- WHAT TO DO:
For the copy, please give all of the data again exactly and leave the pictures out.

- MATERIAL PROVIDED:
────────────────

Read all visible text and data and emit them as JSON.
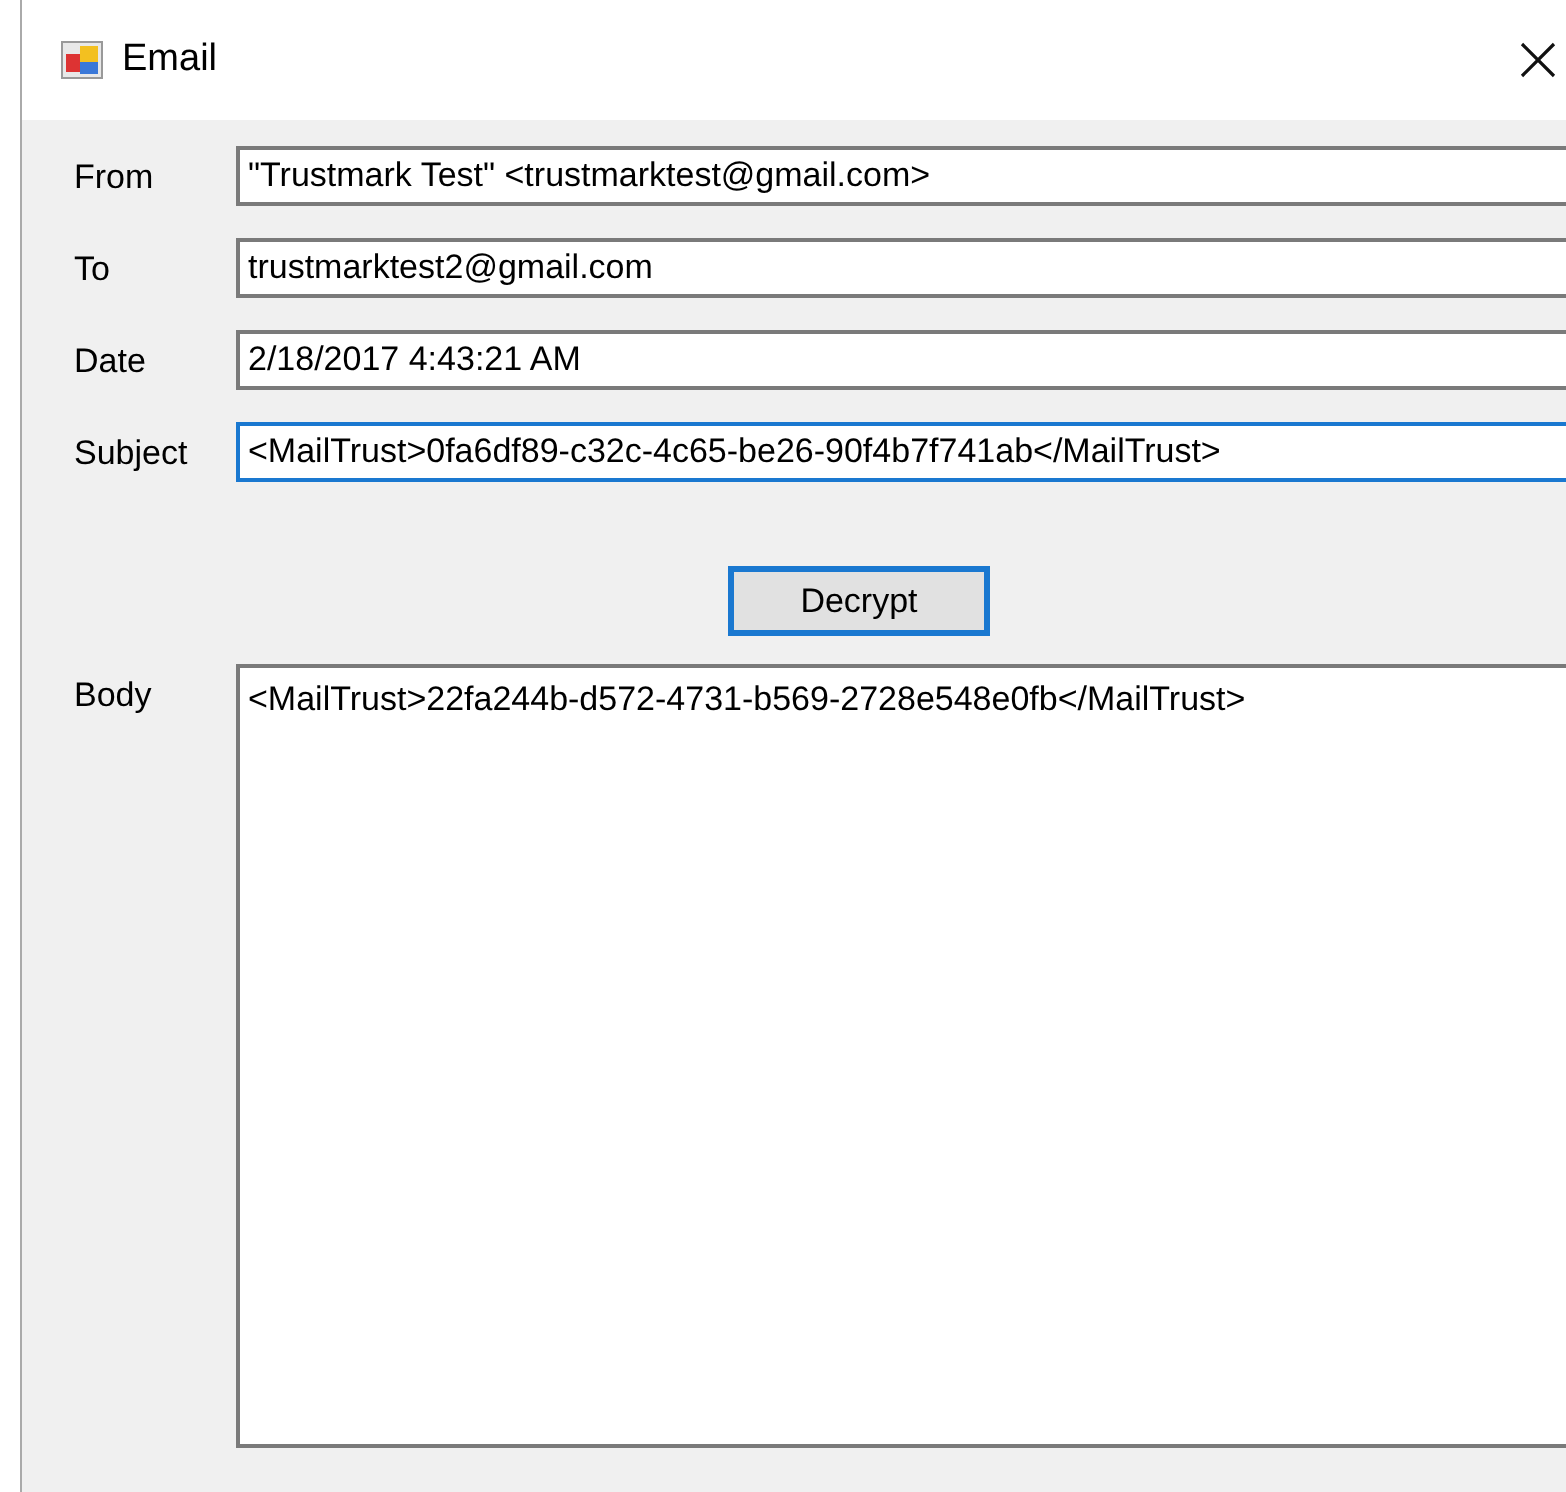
{
  "window": {
    "title": "Email"
  },
  "fields": [
    {
      "label": "From",
      "value": "\"Trustmark Test\" <trustmarktest@gmail.com>",
      "focused": false
    },
    {
      "label": "To",
      "value": "trustmarktest2@gmail.com",
      "focused": false
    },
    {
      "label": "Date",
      "value": "2/18/2017 4:43:21 AM",
      "focused": false
    },
    {
      "label": "Subject",
      "value": "<MailTrust>0fa6df89-c32c-4c65-be26-90f4b7f741ab</MailTrust>",
      "focused": true
    }
  ],
  "button": {
    "label": "Decrypt",
    "focused": true
  },
  "body": {
    "label": "Body",
    "value": "<MailTrust>22fa244b-d572-4731-b569-2728e548e0fb</MailTrust>"
  }
}
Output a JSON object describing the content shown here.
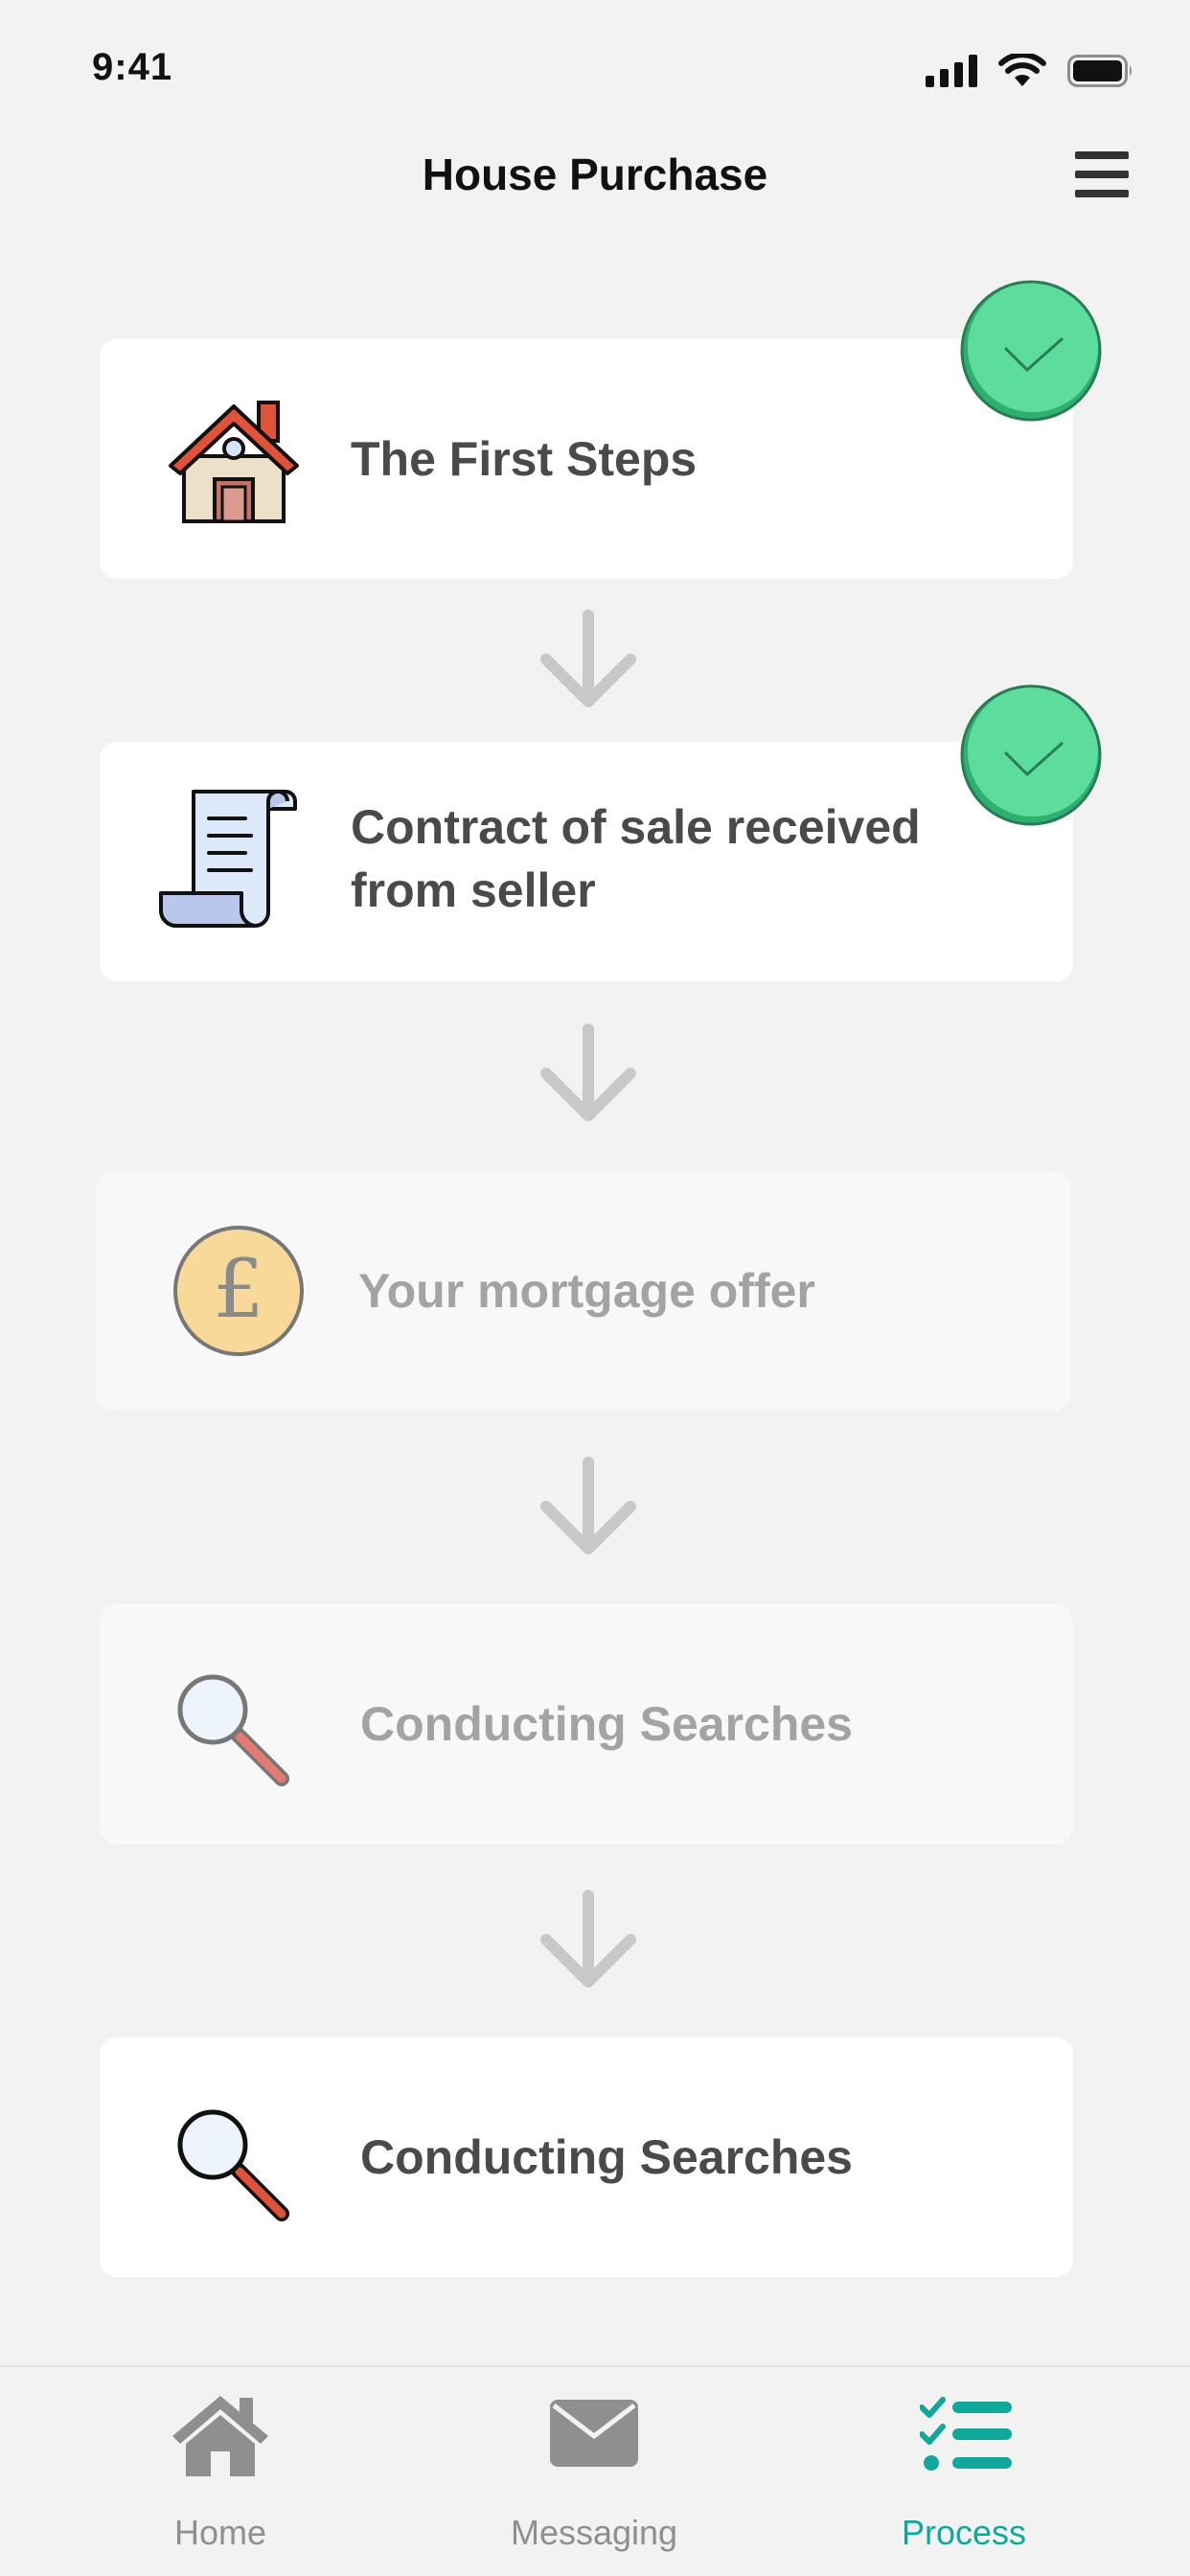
{
  "status_bar": {
    "time": "9:41"
  },
  "header": {
    "title": "House Purchase"
  },
  "steps": [
    {
      "label": "The First Steps",
      "state": "completed",
      "icon": "house-icon"
    },
    {
      "label": "Contract of sale received from seller",
      "state": "completed",
      "icon": "scroll-icon"
    },
    {
      "label": "Your mortgage offer",
      "state": "pending",
      "icon": "pound-coin-icon"
    },
    {
      "label": "Conducting Searches",
      "state": "pending",
      "icon": "magnifier-icon"
    },
    {
      "label": "Conducting Searches",
      "state": "active",
      "icon": "magnifier-icon"
    }
  ],
  "tabs": [
    {
      "label": "Home",
      "icon": "home-icon",
      "active": false
    },
    {
      "label": "Messaging",
      "icon": "envelope-icon",
      "active": false
    },
    {
      "label": "Process",
      "icon": "checklist-icon",
      "active": true
    }
  ],
  "colors": {
    "accent": "#12a79b",
    "check_green": "#5cdd9c",
    "background": "#f2f2f2",
    "card": "#ffffff"
  }
}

────────────────

- RESPONSE BELOW:
Read all visible text and data and emit them as JSON.
{
  "window": {
    "title": "Email"
  },
  "fields": [
    {
      "label": "From",
      "value": "\"Trustmark Test\" <trustmarktest@gmail.com>",
      "focused": false
    },
    {
      "label": "To",
      "value": "trustmarktest2@gmail.com",
      "focused": false
    },
    {
      "label": "Date",
      "value": "2/18/2017 4:43:21 AM",
      "focused": false
    },
    {
      "label": "Subject",
      "value": "<MailTrust>0fa6df89-c32c-4c65-be26-90f4b7f741ab</MailTrust>",
      "focused": true
    }
  ],
  "button": {
    "label": "Decrypt",
    "focused": true
  },
  "body": {
    "label": "Body",
    "value": "<MailTrust>22fa244b-d572-4731-b569-2728e548e0fb</MailTrust>"
  }
}
Output a JSON object describing the content shown here.
{
  "status_bar": {
    "time": "9:41"
  },
  "header": {
    "title": "House Purchase"
  },
  "steps": [
    {
      "label": "The First Steps",
      "state": "completed",
      "icon": "house-icon"
    },
    {
      "label": "Contract of sale received from seller",
      "state": "completed",
      "icon": "scroll-icon"
    },
    {
      "label": "Your mortgage offer",
      "state": "pending",
      "icon": "pound-coin-icon"
    },
    {
      "label": "Conducting Searches",
      "state": "pending",
      "icon": "magnifier-icon"
    },
    {
      "label": "Conducting Searches",
      "state": "active",
      "icon": "magnifier-icon"
    }
  ],
  "tabs": [
    {
      "label": "Home",
      "icon": "home-icon",
      "active": false
    },
    {
      "label": "Messaging",
      "icon": "envelope-icon",
      "active": false
    },
    {
      "label": "Process",
      "icon": "checklist-icon",
      "active": true
    }
  ],
  "colors": {
    "accent": "#12a79b",
    "check_green": "#5cdd9c",
    "background": "#f2f2f2",
    "card": "#ffffff"
  }
}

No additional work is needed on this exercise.